# Start of RECORDS TO USE

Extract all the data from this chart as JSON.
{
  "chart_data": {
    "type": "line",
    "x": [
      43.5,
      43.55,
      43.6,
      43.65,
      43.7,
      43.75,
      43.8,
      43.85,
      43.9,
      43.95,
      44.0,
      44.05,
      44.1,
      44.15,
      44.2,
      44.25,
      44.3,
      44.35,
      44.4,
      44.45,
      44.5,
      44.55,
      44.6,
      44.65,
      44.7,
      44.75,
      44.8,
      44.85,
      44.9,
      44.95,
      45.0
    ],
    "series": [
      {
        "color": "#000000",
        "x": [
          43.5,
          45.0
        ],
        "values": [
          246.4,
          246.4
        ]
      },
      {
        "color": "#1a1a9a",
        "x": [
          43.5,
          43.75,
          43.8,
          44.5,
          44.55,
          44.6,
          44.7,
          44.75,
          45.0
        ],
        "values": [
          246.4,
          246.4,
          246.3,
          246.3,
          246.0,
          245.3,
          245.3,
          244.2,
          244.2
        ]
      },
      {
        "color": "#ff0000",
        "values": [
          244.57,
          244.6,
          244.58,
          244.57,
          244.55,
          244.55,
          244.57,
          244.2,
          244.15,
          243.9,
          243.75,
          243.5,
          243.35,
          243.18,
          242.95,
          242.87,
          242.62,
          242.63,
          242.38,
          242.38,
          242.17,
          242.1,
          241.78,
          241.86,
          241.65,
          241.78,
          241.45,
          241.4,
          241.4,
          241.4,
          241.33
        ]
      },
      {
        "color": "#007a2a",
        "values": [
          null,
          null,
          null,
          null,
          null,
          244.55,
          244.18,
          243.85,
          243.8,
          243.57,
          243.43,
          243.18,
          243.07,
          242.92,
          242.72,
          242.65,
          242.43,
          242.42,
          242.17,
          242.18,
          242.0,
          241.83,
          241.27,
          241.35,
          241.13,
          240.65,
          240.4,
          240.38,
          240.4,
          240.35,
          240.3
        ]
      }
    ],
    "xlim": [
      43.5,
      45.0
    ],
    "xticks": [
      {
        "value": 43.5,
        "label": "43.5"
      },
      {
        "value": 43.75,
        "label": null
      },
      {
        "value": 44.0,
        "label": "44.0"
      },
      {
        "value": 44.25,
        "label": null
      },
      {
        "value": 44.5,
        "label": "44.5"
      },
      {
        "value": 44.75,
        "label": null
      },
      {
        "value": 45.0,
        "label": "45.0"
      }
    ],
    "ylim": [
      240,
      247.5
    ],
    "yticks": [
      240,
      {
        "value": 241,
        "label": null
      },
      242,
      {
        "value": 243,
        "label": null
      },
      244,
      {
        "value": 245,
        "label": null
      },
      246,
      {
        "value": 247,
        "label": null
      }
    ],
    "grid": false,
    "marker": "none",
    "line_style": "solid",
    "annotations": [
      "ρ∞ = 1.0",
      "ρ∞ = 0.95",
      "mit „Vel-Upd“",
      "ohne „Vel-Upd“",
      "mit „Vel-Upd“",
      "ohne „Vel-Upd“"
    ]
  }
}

# End of RECORDS TO USE

- AIM
All of the lines above must be returned exactly.

- REPLY
Extract all the data from this chart as JSON.
{
  "chart_data": {
    "type": "line",
    "x": [
      43.5,
      43.55,
      43.6,
      43.65,
      43.7,
      43.75,
      43.8,
      43.85,
      43.9,
      43.95,
      44.0,
      44.05,
      44.1,
      44.15,
      44.2,
      44.25,
      44.3,
      44.35,
      44.4,
      44.45,
      44.5,
      44.55,
      44.6,
      44.65,
      44.7,
      44.75,
      44.8,
      44.85,
      44.9,
      44.95,
      45.0
    ],
    "series": [
      {
        "color": "#000000",
        "x": [
          43.5,
          45.0
        ],
        "values": [
          246.4,
          246.4
        ]
      },
      {
        "color": "#1a1a9a",
        "x": [
          43.5,
          43.75,
          43.8,
          44.5,
          44.55,
          44.6,
          44.7,
          44.75,
          45.0
        ],
        "values": [
          246.4,
          246.4,
          246.3,
          246.3,
          246.0,
          245.3,
          245.3,
          244.2,
          244.2
        ]
      },
      {
        "color": "#ff0000",
        "values": [
          244.57,
          244.6,
          244.58,
          244.57,
          244.55,
          244.55,
          244.57,
          244.2,
          244.15,
          243.9,
          243.75,
          243.5,
          243.35,
          243.18,
          242.95,
          242.87,
          242.62,
          242.63,
          242.38,
          242.38,
          242.17,
          242.1,
          241.78,
          241.86,
          241.65,
          241.78,
          241.45,
          241.4,
          241.4,
          241.4,
          241.33
        ]
      },
      {
        "color": "#007a2a",
        "values": [
          null,
          null,
          null,
          null,
          null,
          244.55,
          244.18,
          243.85,
          243.8,
          243.57,
          243.43,
          243.18,
          243.07,
          242.92,
          242.72,
          242.65,
          242.43,
          242.42,
          242.17,
          242.18,
          242.0,
          241.83,
          241.27,
          241.35,
          241.13,
          240.65,
          240.4,
          240.38,
          240.4,
          240.35,
          240.3
        ]
      }
    ],
    "xlim": [
      43.5,
      45.0
    ],
    "xticks": [
      {
        "value": 43.5,
        "label": "43.5"
      },
      {
        "value": 43.75,
        "label": null
      },
      {
        "value": 44.0,
        "label": "44.0"
      },
      {
        "value": 44.25,
        "label": null
      },
      {
        "value": 44.5,
        "label": "44.5"
      },
      {
        "value": 44.75,
        "label": null
      },
      {
        "value": 45.0,
        "label": "45.0"
      }
    ],
    "ylim": [
      240,
      247.5
    ],
    "yticks": [
      240,
      {
        "value": 241,
        "label": null
      },
      242,
      {
        "value": 243,
        "label": null
      },
      244,
      {
        "value": 245,
        "label": null
      },
      246,
      {
        "value": 247,
        "label": null
      }
    ],
    "grid": false,
    "marker": "none",
    "line_style": "solid",
    "annotations": [
      "ρ∞ = 1.0",
      "ρ∞ = 0.95",
      "mit „Vel-Upd“",
      "ohne „Vel-Upd“",
      "mit „Vel-Upd“",
      "ohne „Vel-Upd“"
    ]
  }
}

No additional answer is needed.